Extracted material ::
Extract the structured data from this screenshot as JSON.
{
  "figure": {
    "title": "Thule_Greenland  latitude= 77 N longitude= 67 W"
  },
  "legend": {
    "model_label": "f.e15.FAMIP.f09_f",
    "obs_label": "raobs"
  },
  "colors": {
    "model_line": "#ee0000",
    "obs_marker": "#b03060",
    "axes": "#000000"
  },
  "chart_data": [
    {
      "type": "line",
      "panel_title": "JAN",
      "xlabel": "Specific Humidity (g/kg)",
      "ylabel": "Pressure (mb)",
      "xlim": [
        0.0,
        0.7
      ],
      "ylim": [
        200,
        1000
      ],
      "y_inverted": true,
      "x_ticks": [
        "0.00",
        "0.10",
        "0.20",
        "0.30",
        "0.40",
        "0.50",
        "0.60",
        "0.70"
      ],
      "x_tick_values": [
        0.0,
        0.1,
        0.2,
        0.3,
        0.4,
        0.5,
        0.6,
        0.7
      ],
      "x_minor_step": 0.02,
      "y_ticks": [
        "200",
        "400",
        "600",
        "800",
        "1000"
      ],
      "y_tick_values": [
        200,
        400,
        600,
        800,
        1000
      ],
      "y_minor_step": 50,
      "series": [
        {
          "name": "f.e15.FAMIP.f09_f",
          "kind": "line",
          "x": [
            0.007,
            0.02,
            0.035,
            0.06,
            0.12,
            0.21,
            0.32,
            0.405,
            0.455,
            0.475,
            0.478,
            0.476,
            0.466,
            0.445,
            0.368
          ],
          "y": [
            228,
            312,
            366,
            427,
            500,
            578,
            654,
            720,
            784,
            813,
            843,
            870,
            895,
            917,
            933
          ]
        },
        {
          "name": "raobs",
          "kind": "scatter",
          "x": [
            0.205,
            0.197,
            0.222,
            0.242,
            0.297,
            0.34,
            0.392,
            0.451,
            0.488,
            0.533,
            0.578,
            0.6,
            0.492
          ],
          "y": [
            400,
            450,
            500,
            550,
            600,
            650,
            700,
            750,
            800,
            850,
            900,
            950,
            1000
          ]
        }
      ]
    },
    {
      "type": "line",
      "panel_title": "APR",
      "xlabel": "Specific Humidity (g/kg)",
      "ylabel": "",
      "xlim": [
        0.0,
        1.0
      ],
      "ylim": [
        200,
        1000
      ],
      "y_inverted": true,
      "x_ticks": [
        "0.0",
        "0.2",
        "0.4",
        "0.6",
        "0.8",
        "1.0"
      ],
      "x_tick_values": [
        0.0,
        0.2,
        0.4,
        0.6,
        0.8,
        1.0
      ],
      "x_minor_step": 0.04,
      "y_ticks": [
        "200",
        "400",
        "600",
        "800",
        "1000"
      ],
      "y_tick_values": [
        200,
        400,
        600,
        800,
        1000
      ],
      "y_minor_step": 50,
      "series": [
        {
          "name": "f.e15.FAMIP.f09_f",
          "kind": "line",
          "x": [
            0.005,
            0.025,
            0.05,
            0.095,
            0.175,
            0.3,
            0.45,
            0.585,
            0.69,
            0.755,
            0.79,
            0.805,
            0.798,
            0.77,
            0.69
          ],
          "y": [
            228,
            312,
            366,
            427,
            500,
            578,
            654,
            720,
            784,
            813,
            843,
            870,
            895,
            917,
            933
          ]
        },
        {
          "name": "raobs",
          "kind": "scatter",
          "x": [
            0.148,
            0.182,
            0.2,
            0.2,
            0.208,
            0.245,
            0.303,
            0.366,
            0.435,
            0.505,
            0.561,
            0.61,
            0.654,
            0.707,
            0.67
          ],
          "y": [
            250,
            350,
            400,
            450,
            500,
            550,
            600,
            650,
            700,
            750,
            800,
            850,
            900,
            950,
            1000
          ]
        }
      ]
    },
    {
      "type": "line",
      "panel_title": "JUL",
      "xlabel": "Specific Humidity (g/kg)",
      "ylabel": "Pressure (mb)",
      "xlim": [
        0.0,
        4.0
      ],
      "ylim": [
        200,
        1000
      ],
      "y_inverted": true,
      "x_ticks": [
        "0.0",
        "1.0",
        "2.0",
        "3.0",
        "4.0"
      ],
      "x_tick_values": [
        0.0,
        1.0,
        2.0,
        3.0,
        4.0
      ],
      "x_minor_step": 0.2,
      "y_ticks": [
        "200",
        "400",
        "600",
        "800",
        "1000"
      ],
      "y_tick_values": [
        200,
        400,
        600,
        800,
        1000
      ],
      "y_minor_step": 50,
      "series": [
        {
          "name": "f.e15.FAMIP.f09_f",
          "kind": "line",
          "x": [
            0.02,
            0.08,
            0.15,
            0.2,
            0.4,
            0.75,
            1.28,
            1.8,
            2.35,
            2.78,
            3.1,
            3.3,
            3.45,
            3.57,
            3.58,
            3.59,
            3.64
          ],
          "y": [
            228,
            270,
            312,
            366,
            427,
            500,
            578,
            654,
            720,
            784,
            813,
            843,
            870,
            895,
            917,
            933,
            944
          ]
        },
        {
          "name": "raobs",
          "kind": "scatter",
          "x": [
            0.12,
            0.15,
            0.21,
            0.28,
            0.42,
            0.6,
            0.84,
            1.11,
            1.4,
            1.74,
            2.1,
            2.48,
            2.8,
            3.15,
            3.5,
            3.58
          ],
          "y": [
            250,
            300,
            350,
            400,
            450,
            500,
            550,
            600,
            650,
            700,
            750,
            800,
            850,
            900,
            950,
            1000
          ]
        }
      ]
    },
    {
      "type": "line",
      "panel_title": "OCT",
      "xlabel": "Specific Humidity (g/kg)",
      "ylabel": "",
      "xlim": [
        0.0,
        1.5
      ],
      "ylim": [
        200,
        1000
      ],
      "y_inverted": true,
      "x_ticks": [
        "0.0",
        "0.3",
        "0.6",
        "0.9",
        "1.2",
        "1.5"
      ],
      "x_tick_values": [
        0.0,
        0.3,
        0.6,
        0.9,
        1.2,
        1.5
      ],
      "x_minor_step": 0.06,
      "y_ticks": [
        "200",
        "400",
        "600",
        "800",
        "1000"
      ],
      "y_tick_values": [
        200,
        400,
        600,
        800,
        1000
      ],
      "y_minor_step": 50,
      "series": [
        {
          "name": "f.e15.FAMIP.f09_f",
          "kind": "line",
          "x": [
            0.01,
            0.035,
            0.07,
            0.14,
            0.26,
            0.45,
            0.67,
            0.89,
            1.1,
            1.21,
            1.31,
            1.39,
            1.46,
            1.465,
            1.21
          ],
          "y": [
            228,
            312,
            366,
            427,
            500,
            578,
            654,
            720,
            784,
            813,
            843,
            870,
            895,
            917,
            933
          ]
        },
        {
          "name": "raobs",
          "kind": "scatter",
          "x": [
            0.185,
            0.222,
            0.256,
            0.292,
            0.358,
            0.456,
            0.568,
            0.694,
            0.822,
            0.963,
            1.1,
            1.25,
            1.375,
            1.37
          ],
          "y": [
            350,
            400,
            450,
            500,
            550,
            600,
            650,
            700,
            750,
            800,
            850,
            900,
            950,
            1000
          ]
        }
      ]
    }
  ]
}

Work to complete :: Nothing should be changed: write out all of the data as is.

Exercise output ::
Extract the structured data from this screenshot as JSON.
{
  "figure": {
    "title": "Thule_Greenland  latitude= 77 N longitude= 67 W"
  },
  "legend": {
    "model_label": "f.e15.FAMIP.f09_f",
    "obs_label": "raobs"
  },
  "colors": {
    "model_line": "#ee0000",
    "obs_marker": "#b03060",
    "axes": "#000000"
  },
  "chart_data": [
    {
      "type": "line",
      "panel_title": "JAN",
      "xlabel": "Specific Humidity (g/kg)",
      "ylabel": "Pressure (mb)",
      "xlim": [
        0.0,
        0.7
      ],
      "ylim": [
        200,
        1000
      ],
      "y_inverted": true,
      "x_ticks": [
        "0.00",
        "0.10",
        "0.20",
        "0.30",
        "0.40",
        "0.50",
        "0.60",
        "0.70"
      ],
      "x_tick_values": [
        0.0,
        0.1,
        0.2,
        0.3,
        0.4,
        0.5,
        0.6,
        0.7
      ],
      "x_minor_step": 0.02,
      "y_ticks": [
        "200",
        "400",
        "600",
        "800",
        "1000"
      ],
      "y_tick_values": [
        200,
        400,
        600,
        800,
        1000
      ],
      "y_minor_step": 50,
      "series": [
        {
          "name": "f.e15.FAMIP.f09_f",
          "kind": "line",
          "x": [
            0.007,
            0.02,
            0.035,
            0.06,
            0.12,
            0.21,
            0.32,
            0.405,
            0.455,
            0.475,
            0.478,
            0.476,
            0.466,
            0.445,
            0.368
          ],
          "y": [
            228,
            312,
            366,
            427,
            500,
            578,
            654,
            720,
            784,
            813,
            843,
            870,
            895,
            917,
            933
          ]
        },
        {
          "name": "raobs",
          "kind": "scatter",
          "x": [
            0.205,
            0.197,
            0.222,
            0.242,
            0.297,
            0.34,
            0.392,
            0.451,
            0.488,
            0.533,
            0.578,
            0.6,
            0.492
          ],
          "y": [
            400,
            450,
            500,
            550,
            600,
            650,
            700,
            750,
            800,
            850,
            900,
            950,
            1000
          ]
        }
      ]
    },
    {
      "type": "line",
      "panel_title": "APR",
      "xlabel": "Specific Humidity (g/kg)",
      "ylabel": "",
      "xlim": [
        0.0,
        1.0
      ],
      "ylim": [
        200,
        1000
      ],
      "y_inverted": true,
      "x_ticks": [
        "0.0",
        "0.2",
        "0.4",
        "0.6",
        "0.8",
        "1.0"
      ],
      "x_tick_values": [
        0.0,
        0.2,
        0.4,
        0.6,
        0.8,
        1.0
      ],
      "x_minor_step": 0.04,
      "y_ticks": [
        "200",
        "400",
        "600",
        "800",
        "1000"
      ],
      "y_tick_values": [
        200,
        400,
        600,
        800,
        1000
      ],
      "y_minor_step": 50,
      "series": [
        {
          "name": "f.e15.FAMIP.f09_f",
          "kind": "line",
          "x": [
            0.005,
            0.025,
            0.05,
            0.095,
            0.175,
            0.3,
            0.45,
            0.585,
            0.69,
            0.755,
            0.79,
            0.805,
            0.798,
            0.77,
            0.69
          ],
          "y": [
            228,
            312,
            366,
            427,
            500,
            578,
            654,
            720,
            784,
            813,
            843,
            870,
            895,
            917,
            933
          ]
        },
        {
          "name": "raobs",
          "kind": "scatter",
          "x": [
            0.148,
            0.182,
            0.2,
            0.2,
            0.208,
            0.245,
            0.303,
            0.366,
            0.435,
            0.505,
            0.561,
            0.61,
            0.654,
            0.707,
            0.67
          ],
          "y": [
            250,
            350,
            400,
            450,
            500,
            550,
            600,
            650,
            700,
            750,
            800,
            850,
            900,
            950,
            1000
          ]
        }
      ]
    },
    {
      "type": "line",
      "panel_title": "JUL",
      "xlabel": "Specific Humidity (g/kg)",
      "ylabel": "Pressure (mb)",
      "xlim": [
        0.0,
        4.0
      ],
      "ylim": [
        200,
        1000
      ],
      "y_inverted": true,
      "x_ticks": [
        "0.0",
        "1.0",
        "2.0",
        "3.0",
        "4.0"
      ],
      "x_tick_values": [
        0.0,
        1.0,
        2.0,
        3.0,
        4.0
      ],
      "x_minor_step": 0.2,
      "y_ticks": [
        "200",
        "400",
        "600",
        "800",
        "1000"
      ],
      "y_tick_values": [
        200,
        400,
        600,
        800,
        1000
      ],
      "y_minor_step": 50,
      "series": [
        {
          "name": "f.e15.FAMIP.f09_f",
          "kind": "line",
          "x": [
            0.02,
            0.08,
            0.15,
            0.2,
            0.4,
            0.75,
            1.28,
            1.8,
            2.35,
            2.78,
            3.1,
            3.3,
            3.45,
            3.57,
            3.58,
            3.59,
            3.64
          ],
          "y": [
            228,
            270,
            312,
            366,
            427,
            500,
            578,
            654,
            720,
            784,
            813,
            843,
            870,
            895,
            917,
            933,
            944
          ]
        },
        {
          "name": "raobs",
          "kind": "scatter",
          "x": [
            0.12,
            0.15,
            0.21,
            0.28,
            0.42,
            0.6,
            0.84,
            1.11,
            1.4,
            1.74,
            2.1,
            2.48,
            2.8,
            3.15,
            3.5,
            3.58
          ],
          "y": [
            250,
            300,
            350,
            400,
            450,
            500,
            550,
            600,
            650,
            700,
            750,
            800,
            850,
            900,
            950,
            1000
          ]
        }
      ]
    },
    {
      "type": "line",
      "panel_title": "OCT",
      "xlabel": "Specific Humidity (g/kg)",
      "ylabel": "",
      "xlim": [
        0.0,
        1.5
      ],
      "ylim": [
        200,
        1000
      ],
      "y_inverted": true,
      "x_ticks": [
        "0.0",
        "0.3",
        "0.6",
        "0.9",
        "1.2",
        "1.5"
      ],
      "x_tick_values": [
        0.0,
        0.3,
        0.6,
        0.9,
        1.2,
        1.5
      ],
      "x_minor_step": 0.06,
      "y_ticks": [
        "200",
        "400",
        "600",
        "800",
        "1000"
      ],
      "y_tick_values": [
        200,
        400,
        600,
        800,
        1000
      ],
      "y_minor_step": 50,
      "series": [
        {
          "name": "f.e15.FAMIP.f09_f",
          "kind": "line",
          "x": [
            0.01,
            0.035,
            0.07,
            0.14,
            0.26,
            0.45,
            0.67,
            0.89,
            1.1,
            1.21,
            1.31,
            1.39,
            1.46,
            1.465,
            1.21
          ],
          "y": [
            228,
            312,
            366,
            427,
            500,
            578,
            654,
            720,
            784,
            813,
            843,
            870,
            895,
            917,
            933
          ]
        },
        {
          "name": "raobs",
          "kind": "scatter",
          "x": [
            0.185,
            0.222,
            0.256,
            0.292,
            0.358,
            0.456,
            0.568,
            0.694,
            0.822,
            0.963,
            1.1,
            1.25,
            1.375,
            1.37
          ],
          "y": [
            350,
            400,
            450,
            500,
            550,
            600,
            650,
            700,
            750,
            800,
            850,
            900,
            950,
            1000
          ]
        }
      ]
    }
  ]
}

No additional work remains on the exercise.